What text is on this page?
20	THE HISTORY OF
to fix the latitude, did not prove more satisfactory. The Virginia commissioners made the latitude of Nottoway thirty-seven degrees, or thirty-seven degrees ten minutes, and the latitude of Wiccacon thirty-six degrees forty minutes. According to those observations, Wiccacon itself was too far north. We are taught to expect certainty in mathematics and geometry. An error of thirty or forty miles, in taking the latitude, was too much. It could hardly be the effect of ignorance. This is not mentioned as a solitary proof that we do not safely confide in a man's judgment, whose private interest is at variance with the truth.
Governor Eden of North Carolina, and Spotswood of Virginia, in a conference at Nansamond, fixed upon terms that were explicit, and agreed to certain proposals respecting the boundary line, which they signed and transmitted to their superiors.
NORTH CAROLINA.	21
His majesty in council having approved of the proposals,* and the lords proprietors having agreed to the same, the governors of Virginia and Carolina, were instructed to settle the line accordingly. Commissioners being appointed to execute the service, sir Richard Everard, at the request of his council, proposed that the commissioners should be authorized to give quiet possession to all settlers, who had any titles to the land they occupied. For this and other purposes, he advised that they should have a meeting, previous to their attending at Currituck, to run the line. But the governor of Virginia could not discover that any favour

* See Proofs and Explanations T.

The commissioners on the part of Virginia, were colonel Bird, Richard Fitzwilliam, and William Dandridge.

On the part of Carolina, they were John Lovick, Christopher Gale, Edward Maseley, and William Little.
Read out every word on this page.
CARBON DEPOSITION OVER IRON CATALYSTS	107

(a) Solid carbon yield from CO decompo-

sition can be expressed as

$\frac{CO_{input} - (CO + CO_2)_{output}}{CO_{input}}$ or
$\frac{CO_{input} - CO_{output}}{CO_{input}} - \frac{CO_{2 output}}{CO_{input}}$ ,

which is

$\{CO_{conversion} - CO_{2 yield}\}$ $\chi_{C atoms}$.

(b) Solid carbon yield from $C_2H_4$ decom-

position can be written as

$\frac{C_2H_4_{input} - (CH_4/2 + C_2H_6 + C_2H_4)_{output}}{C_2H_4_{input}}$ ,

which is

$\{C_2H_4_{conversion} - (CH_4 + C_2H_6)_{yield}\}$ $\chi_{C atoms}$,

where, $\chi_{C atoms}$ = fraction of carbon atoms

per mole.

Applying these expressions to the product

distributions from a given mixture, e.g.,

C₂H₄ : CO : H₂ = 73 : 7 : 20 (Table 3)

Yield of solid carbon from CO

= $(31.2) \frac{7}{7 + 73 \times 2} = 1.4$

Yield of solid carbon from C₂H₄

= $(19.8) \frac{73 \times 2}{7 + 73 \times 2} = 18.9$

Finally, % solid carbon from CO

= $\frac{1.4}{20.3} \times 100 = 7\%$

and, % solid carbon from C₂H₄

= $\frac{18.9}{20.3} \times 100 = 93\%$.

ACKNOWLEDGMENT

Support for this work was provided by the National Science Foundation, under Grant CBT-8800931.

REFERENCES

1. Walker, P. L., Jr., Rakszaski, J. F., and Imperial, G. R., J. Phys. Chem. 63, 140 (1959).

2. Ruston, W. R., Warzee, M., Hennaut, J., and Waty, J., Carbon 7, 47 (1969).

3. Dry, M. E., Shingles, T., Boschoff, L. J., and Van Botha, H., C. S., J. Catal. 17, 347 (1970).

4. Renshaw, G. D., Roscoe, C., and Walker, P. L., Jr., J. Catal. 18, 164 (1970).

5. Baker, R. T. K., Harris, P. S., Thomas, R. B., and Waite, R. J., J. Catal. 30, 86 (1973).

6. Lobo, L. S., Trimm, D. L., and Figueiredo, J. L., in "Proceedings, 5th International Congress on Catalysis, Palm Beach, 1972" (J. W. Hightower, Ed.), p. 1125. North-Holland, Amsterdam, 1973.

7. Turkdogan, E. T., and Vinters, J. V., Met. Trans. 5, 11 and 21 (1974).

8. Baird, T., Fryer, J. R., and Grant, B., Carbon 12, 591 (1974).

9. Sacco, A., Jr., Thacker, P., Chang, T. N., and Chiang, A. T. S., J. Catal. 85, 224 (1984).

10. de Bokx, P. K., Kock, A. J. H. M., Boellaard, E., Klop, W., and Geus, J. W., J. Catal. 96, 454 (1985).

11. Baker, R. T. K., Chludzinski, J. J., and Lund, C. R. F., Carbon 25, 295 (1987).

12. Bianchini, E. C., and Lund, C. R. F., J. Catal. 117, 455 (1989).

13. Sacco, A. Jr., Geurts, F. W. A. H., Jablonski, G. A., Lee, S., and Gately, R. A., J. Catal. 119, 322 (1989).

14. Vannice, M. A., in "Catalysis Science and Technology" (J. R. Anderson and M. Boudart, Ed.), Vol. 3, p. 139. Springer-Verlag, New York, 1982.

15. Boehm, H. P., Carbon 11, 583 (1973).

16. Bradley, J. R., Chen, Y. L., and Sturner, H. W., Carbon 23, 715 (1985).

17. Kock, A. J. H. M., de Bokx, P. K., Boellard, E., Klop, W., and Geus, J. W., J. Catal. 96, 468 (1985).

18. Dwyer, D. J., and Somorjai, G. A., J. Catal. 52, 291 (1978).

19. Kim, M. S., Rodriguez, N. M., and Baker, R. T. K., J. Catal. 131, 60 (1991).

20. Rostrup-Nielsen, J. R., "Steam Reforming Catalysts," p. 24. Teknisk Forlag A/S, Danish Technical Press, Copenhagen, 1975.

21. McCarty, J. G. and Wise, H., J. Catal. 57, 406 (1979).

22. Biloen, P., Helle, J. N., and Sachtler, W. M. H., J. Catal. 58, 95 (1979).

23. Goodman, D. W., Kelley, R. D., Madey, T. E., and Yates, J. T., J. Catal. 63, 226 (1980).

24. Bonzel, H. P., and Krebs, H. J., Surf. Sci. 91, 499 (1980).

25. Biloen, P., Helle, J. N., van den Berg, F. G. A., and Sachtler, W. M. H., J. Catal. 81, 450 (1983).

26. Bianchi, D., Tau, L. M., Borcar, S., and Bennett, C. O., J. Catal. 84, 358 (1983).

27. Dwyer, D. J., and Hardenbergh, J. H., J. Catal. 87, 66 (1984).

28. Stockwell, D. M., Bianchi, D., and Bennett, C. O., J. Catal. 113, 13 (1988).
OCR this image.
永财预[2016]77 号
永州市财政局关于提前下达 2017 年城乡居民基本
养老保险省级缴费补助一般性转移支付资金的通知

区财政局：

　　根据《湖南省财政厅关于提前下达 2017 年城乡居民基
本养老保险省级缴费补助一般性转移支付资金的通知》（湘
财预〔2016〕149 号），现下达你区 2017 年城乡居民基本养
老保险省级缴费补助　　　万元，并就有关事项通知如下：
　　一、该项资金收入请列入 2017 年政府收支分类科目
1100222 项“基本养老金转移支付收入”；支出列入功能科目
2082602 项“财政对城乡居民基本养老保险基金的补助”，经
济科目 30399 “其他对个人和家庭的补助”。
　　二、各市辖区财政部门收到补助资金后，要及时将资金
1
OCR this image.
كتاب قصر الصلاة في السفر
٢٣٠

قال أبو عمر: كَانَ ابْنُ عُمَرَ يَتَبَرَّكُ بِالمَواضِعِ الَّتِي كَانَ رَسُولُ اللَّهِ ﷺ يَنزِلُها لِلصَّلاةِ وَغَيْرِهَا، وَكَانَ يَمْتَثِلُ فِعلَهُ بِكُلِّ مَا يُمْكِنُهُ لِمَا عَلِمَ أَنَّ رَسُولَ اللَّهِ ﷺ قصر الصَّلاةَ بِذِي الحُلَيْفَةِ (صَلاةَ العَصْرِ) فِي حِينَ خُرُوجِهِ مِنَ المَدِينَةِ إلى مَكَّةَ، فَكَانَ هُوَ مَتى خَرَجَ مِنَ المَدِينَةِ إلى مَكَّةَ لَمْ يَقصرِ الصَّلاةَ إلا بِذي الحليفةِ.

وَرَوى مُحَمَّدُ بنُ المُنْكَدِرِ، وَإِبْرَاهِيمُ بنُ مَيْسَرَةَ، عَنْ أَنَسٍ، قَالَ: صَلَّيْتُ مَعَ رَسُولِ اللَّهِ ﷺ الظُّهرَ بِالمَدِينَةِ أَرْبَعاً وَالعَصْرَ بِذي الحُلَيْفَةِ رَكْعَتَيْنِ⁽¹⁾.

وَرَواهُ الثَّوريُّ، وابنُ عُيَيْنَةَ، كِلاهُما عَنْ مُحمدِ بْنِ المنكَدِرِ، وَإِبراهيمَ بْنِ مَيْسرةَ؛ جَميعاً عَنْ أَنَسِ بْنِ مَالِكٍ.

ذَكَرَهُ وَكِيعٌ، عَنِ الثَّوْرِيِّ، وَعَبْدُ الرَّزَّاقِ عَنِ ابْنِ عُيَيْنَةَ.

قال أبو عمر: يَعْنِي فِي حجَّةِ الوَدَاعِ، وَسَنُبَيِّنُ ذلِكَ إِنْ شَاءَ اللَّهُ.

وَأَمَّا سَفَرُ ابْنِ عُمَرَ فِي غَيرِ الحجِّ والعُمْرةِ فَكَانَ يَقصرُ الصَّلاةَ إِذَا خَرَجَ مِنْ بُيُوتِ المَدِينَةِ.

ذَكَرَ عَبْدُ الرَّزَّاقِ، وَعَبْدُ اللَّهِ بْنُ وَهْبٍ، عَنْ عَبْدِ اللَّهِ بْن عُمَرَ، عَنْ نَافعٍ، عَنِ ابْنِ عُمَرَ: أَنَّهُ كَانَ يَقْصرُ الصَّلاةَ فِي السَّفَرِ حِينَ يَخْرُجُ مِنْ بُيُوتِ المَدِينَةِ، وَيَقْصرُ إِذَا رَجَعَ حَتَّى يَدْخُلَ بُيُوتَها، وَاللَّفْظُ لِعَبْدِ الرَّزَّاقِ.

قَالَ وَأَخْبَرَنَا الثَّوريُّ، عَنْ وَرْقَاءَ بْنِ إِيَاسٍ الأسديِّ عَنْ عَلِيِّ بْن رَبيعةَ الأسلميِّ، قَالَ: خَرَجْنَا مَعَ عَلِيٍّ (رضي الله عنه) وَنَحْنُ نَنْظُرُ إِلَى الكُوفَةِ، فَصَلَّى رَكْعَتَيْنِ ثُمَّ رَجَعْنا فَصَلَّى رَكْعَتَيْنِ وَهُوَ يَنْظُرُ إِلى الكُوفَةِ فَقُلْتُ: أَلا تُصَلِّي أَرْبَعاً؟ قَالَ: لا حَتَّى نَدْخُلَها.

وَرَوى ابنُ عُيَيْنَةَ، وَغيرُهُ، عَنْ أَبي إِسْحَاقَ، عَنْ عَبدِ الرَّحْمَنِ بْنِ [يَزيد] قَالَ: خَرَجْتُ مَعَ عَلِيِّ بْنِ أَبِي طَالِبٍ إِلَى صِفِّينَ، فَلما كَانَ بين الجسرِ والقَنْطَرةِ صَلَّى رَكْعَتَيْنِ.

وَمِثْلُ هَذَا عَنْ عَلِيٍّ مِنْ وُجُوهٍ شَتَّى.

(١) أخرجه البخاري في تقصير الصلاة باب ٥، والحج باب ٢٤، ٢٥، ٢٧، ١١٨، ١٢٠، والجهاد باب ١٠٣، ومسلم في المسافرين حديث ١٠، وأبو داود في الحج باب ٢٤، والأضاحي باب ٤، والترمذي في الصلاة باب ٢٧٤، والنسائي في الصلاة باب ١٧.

---*---

Work instructions: Report all lines of the material that contain the word "Science".

Exercise answer:
Support for this work was provided by the National Science Foundation, under Grant CBT-8800931.
14. Vannice, M. A., in "Catalysis Science and Technology" (J. R. Anderson and M. Boudart, Ed.), Vol. 3, p. 139. Springer-Verlag, New York, 1982.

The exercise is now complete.